> **What this task involves**
From the data that follows, copy every line holding the string "time".

> **Supplied records**
***

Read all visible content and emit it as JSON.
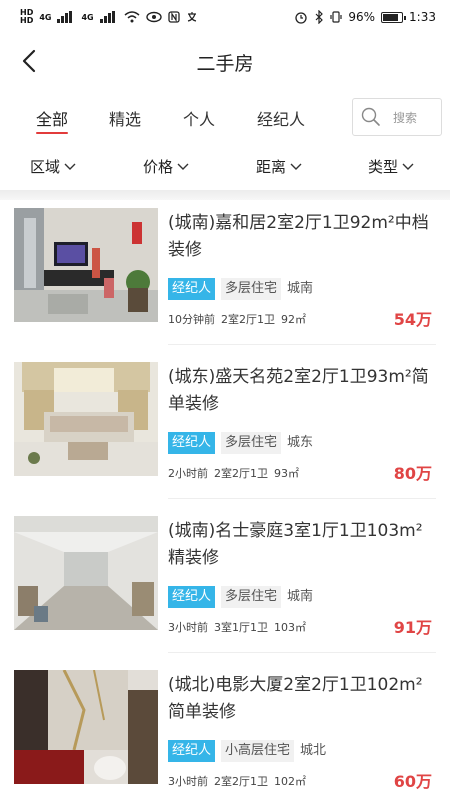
{
  "status_bar": {
    "left_network_labels": [
      "HD",
      "4G",
      "4G"
    ],
    "battery": "96%",
    "time": "1:33"
  },
  "header": {
    "title": "二手房",
    "back_icon": "chevron-left-icon"
  },
  "tabs": [
    {
      "label": "全部",
      "active": true
    },
    {
      "label": "精选",
      "active": false
    },
    {
      "label": "个人",
      "active": false
    },
    {
      "label": "经纪人",
      "active": false
    }
  ],
  "search": {
    "placeholder": "搜索",
    "icon": "search-icon"
  },
  "filters": [
    {
      "label": "区域"
    },
    {
      "label": "价格"
    },
    {
      "label": "距离"
    },
    {
      "label": "类型"
    }
  ],
  "listings": [
    {
      "title": "(城南)嘉和居2室2厅1卫92m²中档装修",
      "tags": [
        "经纪人",
        "多层住宅",
        "城南"
      ],
      "time": "10分钟前",
      "layout": "2室2厅1卫",
      "area": "92㎡",
      "price": "54万"
    },
    {
      "title": "(城东)盛天名苑2室2厅1卫93m²简单装修",
      "tags": [
        "经纪人",
        "多层住宅",
        "城东"
      ],
      "time": "2小时前",
      "layout": "2室2厅1卫",
      "area": "93㎡",
      "price": "80万"
    },
    {
      "title": "(城南)名士豪庭3室1厅1卫103m²精装修",
      "tags": [
        "经纪人",
        "多层住宅",
        "城南"
      ],
      "time": "3小时前",
      "layout": "3室1厅1卫",
      "area": "103㎡",
      "price": "91万"
    },
    {
      "title": "(城北)电影大厦2室2厅1卫102m²简单装修",
      "tags": [
        "经纪人",
        "小高层住宅",
        "城北"
      ],
      "time": "3小时前",
      "layout": "2室2厅1卫",
      "area": "102㎡",
      "price": "60万"
    }
  ],
  "colors": {
    "accent_red": "#e23b3b",
    "price_red": "#e04545",
    "tag_blue": "#35b5e8"
  }
}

***

> **Exercise output**
    "time": "1:33"
      "time": "10分钟前",
      "time": "2小时前",
      "time": "3小时前",
      "time": "3小时前",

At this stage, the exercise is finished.